▸ **Records from a data source**:
====================

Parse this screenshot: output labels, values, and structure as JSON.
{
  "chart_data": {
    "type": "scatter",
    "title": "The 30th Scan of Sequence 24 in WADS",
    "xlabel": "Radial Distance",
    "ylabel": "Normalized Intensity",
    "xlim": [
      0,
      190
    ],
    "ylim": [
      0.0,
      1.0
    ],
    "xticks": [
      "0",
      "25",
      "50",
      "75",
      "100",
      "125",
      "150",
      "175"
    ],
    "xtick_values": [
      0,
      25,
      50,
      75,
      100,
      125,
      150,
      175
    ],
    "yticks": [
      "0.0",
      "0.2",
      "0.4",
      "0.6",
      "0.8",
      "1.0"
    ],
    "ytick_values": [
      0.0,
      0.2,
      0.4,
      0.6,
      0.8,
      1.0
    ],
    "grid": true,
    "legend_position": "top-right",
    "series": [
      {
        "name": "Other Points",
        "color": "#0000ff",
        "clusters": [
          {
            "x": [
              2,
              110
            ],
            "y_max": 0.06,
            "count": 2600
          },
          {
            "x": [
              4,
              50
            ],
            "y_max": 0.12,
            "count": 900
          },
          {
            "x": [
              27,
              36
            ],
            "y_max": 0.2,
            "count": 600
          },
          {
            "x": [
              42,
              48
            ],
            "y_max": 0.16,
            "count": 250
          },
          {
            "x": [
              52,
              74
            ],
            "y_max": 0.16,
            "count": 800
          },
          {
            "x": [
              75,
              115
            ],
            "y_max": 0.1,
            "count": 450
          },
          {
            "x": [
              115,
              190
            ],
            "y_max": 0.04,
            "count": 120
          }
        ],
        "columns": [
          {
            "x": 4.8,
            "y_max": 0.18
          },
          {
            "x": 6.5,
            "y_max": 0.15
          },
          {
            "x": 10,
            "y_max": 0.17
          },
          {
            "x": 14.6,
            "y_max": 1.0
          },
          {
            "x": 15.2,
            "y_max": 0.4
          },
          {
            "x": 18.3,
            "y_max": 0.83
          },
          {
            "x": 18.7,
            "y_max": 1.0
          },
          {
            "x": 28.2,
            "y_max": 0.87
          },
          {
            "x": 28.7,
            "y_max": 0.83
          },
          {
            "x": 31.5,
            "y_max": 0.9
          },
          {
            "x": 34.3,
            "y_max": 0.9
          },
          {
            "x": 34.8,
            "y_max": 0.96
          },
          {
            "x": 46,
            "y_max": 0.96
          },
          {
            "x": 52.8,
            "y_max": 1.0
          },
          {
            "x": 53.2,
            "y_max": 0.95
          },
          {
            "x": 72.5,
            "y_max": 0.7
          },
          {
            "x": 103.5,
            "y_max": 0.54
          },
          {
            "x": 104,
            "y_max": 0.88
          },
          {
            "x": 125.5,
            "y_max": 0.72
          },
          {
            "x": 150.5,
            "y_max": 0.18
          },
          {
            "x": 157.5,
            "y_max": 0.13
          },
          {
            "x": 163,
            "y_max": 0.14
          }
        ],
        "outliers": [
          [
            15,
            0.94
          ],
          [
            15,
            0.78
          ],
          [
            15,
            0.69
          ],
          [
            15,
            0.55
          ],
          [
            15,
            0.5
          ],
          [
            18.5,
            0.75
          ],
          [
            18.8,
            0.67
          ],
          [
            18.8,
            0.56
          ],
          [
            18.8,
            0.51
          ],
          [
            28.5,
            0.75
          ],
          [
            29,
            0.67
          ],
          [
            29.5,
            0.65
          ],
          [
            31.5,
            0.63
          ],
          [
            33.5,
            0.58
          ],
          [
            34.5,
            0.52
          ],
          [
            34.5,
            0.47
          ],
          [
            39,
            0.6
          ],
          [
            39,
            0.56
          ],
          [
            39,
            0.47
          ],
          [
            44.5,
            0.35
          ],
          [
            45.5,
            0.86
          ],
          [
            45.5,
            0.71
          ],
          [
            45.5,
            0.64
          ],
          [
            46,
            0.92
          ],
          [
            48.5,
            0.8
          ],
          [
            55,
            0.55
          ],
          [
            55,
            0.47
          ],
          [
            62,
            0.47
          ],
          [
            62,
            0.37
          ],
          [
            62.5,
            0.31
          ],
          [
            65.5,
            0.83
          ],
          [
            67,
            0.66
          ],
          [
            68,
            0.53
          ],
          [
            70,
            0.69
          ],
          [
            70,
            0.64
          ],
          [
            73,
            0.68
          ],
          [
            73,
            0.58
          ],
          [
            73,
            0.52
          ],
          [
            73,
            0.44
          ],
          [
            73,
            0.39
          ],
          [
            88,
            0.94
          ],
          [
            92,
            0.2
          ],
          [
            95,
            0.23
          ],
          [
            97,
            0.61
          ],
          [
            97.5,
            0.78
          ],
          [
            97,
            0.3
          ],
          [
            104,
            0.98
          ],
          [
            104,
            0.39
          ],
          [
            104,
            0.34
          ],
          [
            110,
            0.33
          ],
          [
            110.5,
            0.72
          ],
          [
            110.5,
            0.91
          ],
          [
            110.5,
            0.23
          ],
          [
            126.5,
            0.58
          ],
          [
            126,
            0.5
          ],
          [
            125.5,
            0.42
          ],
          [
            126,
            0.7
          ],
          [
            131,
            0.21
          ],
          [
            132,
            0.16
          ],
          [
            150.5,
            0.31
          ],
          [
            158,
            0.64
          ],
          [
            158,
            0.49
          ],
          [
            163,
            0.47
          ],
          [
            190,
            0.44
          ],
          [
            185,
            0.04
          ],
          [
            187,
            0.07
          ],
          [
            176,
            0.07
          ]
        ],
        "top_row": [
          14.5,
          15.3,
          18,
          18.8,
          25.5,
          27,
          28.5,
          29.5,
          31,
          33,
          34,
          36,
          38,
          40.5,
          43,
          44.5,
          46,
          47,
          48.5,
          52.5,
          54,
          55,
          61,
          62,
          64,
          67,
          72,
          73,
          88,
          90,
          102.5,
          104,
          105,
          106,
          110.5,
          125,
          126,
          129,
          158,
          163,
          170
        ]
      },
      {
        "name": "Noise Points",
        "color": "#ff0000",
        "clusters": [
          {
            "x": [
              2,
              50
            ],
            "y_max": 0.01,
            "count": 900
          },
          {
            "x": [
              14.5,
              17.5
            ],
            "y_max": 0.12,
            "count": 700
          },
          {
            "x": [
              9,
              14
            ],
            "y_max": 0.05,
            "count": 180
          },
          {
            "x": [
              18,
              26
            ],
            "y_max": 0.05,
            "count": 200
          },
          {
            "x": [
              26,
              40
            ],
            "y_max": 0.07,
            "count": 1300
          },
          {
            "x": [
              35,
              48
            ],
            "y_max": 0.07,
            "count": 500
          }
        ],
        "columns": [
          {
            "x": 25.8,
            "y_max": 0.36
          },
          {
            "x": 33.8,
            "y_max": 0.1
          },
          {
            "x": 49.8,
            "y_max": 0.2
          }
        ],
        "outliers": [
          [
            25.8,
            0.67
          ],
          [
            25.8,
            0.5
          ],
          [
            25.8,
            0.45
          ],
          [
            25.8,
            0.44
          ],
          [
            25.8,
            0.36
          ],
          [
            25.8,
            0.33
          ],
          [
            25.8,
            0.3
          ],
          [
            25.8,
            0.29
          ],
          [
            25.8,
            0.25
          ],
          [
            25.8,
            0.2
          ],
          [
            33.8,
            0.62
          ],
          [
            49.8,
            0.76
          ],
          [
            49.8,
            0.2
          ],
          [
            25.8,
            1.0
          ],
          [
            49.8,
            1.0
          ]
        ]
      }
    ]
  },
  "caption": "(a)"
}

====================

▸ **What to produce**:
From the records above, extract everything verbatim.

▸ **Response for this exercise**:
Parse this screenshot: output labels, values, and structure as JSON.
{
  "chart_data": {
    "type": "scatter",
    "title": "The 30th Scan of Sequence 24 in WADS",
    "xlabel": "Radial Distance",
    "ylabel": "Normalized Intensity",
    "xlim": [
      0,
      190
    ],
    "ylim": [
      0.0,
      1.0
    ],
    "xticks": [
      "0",
      "25",
      "50",
      "75",
      "100",
      "125",
      "150",
      "175"
    ],
    "xtick_values": [
      0,
      25,
      50,
      75,
      100,
      125,
      150,
      175
    ],
    "yticks": [
      "0.0",
      "0.2",
      "0.4",
      "0.6",
      "0.8",
      "1.0"
    ],
    "ytick_values": [
      0.0,
      0.2,
      0.4,
      0.6,
      0.8,
      1.0
    ],
    "grid": true,
    "legend_position": "top-right",
    "series": [
      {
        "name": "Other Points",
        "color": "#0000ff",
        "clusters": [
          {
            "x": [
              2,
              110
            ],
            "y_max": 0.06,
            "count": 2600
          },
          {
            "x": [
              4,
              50
            ],
            "y_max": 0.12,
            "count": 900
          },
          {
            "x": [
              27,
              36
            ],
            "y_max": 0.2,
            "count": 600
          },
          {
            "x": [
              42,
              48
            ],
            "y_max": 0.16,
            "count": 250
          },
          {
            "x": [
              52,
              74
            ],
            "y_max": 0.16,
            "count": 800
          },
          {
            "x": [
              75,
              115
            ],
            "y_max": 0.1,
            "count": 450
          },
          {
            "x": [
              115,
              190
            ],
            "y_max": 0.04,
            "count": 120
          }
        ],
        "columns": [
          {
            "x": 4.8,
            "y_max": 0.18
          },
          {
            "x": 6.5,
            "y_max": 0.15
          },
          {
            "x": 10,
            "y_max": 0.17
          },
          {
            "x": 14.6,
            "y_max": 1.0
          },
          {
            "x": 15.2,
            "y_max": 0.4
          },
          {
            "x": 18.3,
            "y_max": 0.83
          },
          {
            "x": 18.7,
            "y_max": 1.0
          },
          {
            "x": 28.2,
            "y_max": 0.87
          },
          {
            "x": 28.7,
            "y_max": 0.83
          },
          {
            "x": 31.5,
            "y_max": 0.9
          },
          {
            "x": 34.3,
            "y_max": 0.9
          },
          {
            "x": 34.8,
            "y_max": 0.96
          },
          {
            "x": 46,
            "y_max": 0.96
          },
          {
            "x": 52.8,
            "y_max": 1.0
          },
          {
            "x": 53.2,
            "y_max": 0.95
          },
          {
            "x": 72.5,
            "y_max": 0.7
          },
          {
            "x": 103.5,
            "y_max": 0.54
          },
          {
            "x": 104,
            "y_max": 0.88
          },
          {
            "x": 125.5,
            "y_max": 0.72
          },
          {
            "x": 150.5,
            "y_max": 0.18
          },
          {
            "x": 157.5,
            "y_max": 0.13
          },
          {
            "x": 163,
            "y_max": 0.14
          }
        ],
        "outliers": [
          [
            15,
            0.94
          ],
          [
            15,
            0.78
          ],
          [
            15,
            0.69
          ],
          [
            15,
            0.55
          ],
          [
            15,
            0.5
          ],
          [
            18.5,
            0.75
          ],
          [
            18.8,
            0.67
          ],
          [
            18.8,
            0.56
          ],
          [
            18.8,
            0.51
          ],
          [
            28.5,
            0.75
          ],
          [
            29,
            0.67
          ],
          [
            29.5,
            0.65
          ],
          [
            31.5,
            0.63
          ],
          [
            33.5,
            0.58
          ],
          [
            34.5,
            0.52
          ],
          [
            34.5,
            0.47
          ],
          [
            39,
            0.6
          ],
          [
            39,
            0.56
          ],
          [
            39,
            0.47
          ],
          [
            44.5,
            0.35
          ],
          [
            45.5,
            0.86
          ],
          [
            45.5,
            0.71
          ],
          [
            45.5,
            0.64
          ],
          [
            46,
            0.92
          ],
          [
            48.5,
            0.8
          ],
          [
            55,
            0.55
          ],
          [
            55,
            0.47
          ],
          [
            62,
            0.47
          ],
          [
            62,
            0.37
          ],
          [
            62.5,
            0.31
          ],
          [
            65.5,
            0.83
          ],
          [
            67,
            0.66
          ],
          [
            68,
            0.53
          ],
          [
            70,
            0.69
          ],
          [
            70,
            0.64
          ],
          [
            73,
            0.68
          ],
          [
            73,
            0.58
          ],
          [
            73,
            0.52
          ],
          [
            73,
            0.44
          ],
          [
            73,
            0.39
          ],
          [
            88,
            0.94
          ],
          [
            92,
            0.2
          ],
          [
            95,
            0.23
          ],
          [
            97,
            0.61
          ],
          [
            97.5,
            0.78
          ],
          [
            97,
            0.3
          ],
          [
            104,
            0.98
          ],
          [
            104,
            0.39
          ],
          [
            104,
            0.34
          ],
          [
            110,
            0.33
          ],
          [
            110.5,
            0.72
          ],
          [
            110.5,
            0.91
          ],
          [
            110.5,
            0.23
          ],
          [
            126.5,
            0.58
          ],
          [
            126,
            0.5
          ],
          [
            125.5,
            0.42
          ],
          [
            126,
            0.7
          ],
          [
            131,
            0.21
          ],
          [
            132,
            0.16
          ],
          [
            150.5,
            0.31
          ],
          [
            158,
            0.64
          ],
          [
            158,
            0.49
          ],
          [
            163,
            0.47
          ],
          [
            190,
            0.44
          ],
          [
            185,
            0.04
          ],
          [
            187,
            0.07
          ],
          [
            176,
            0.07
          ]
        ],
        "top_row": [
          14.5,
          15.3,
          18,
          18.8,
          25.5,
          27,
          28.5,
          29.5,
          31,
          33,
          34,
          36,
          38,
          40.5,
          43,
          44.5,
          46,
          47,
          48.5,
          52.5,
          54,
          55,
          61,
          62,
          64,
          67,
          72,
          73,
          88,
          90,
          102.5,
          104,
          105,
          106,
          110.5,
          125,
          126,
          129,
          158,
          163,
          170
        ]
      },
      {
        "name": "Noise Points",
        "color": "#ff0000",
        "clusters": [
          {
            "x": [
              2,
              50
            ],
            "y_max": 0.01,
            "count": 900
          },
          {
            "x": [
              14.5,
              17.5
            ],
            "y_max": 0.12,
            "count": 700
          },
          {
            "x": [
              9,
              14
            ],
            "y_max": 0.05,
            "count": 180
          },
          {
            "x": [
              18,
              26
            ],
            "y_max": 0.05,
            "count": 200
          },
          {
            "x": [
              26,
              40
            ],
            "y_max": 0.07,
            "count": 1300
          },
          {
            "x": [
              35,
              48
            ],
            "y_max": 0.07,
            "count": 500
          }
        ],
        "columns": [
          {
            "x": 25.8,
            "y_max": 0.36
          },
          {
            "x": 33.8,
            "y_max": 0.1
          },
          {
            "x": 49.8,
            "y_max": 0.2
          }
        ],
        "outliers": [
          [
            25.8,
            0.67
          ],
          [
            25.8,
            0.5
          ],
          [
            25.8,
            0.45
          ],
          [
            25.8,
            0.44
          ],
          [
            25.8,
            0.36
          ],
          [
            25.8,
            0.33
          ],
          [
            25.8,
            0.3
          ],
          [
            25.8,
            0.29
          ],
          [
            25.8,
            0.25
          ],
          [
            25.8,
            0.2
          ],
          [
            33.8,
            0.62
          ],
          [
            49.8,
            0.76
          ],
          [
            49.8,
            0.2
          ],
          [
            25.8,
            1.0
          ],
          [
            49.8,
            1.0
          ]
        ]
      }
    ]
  },
  "caption": "(a)"
}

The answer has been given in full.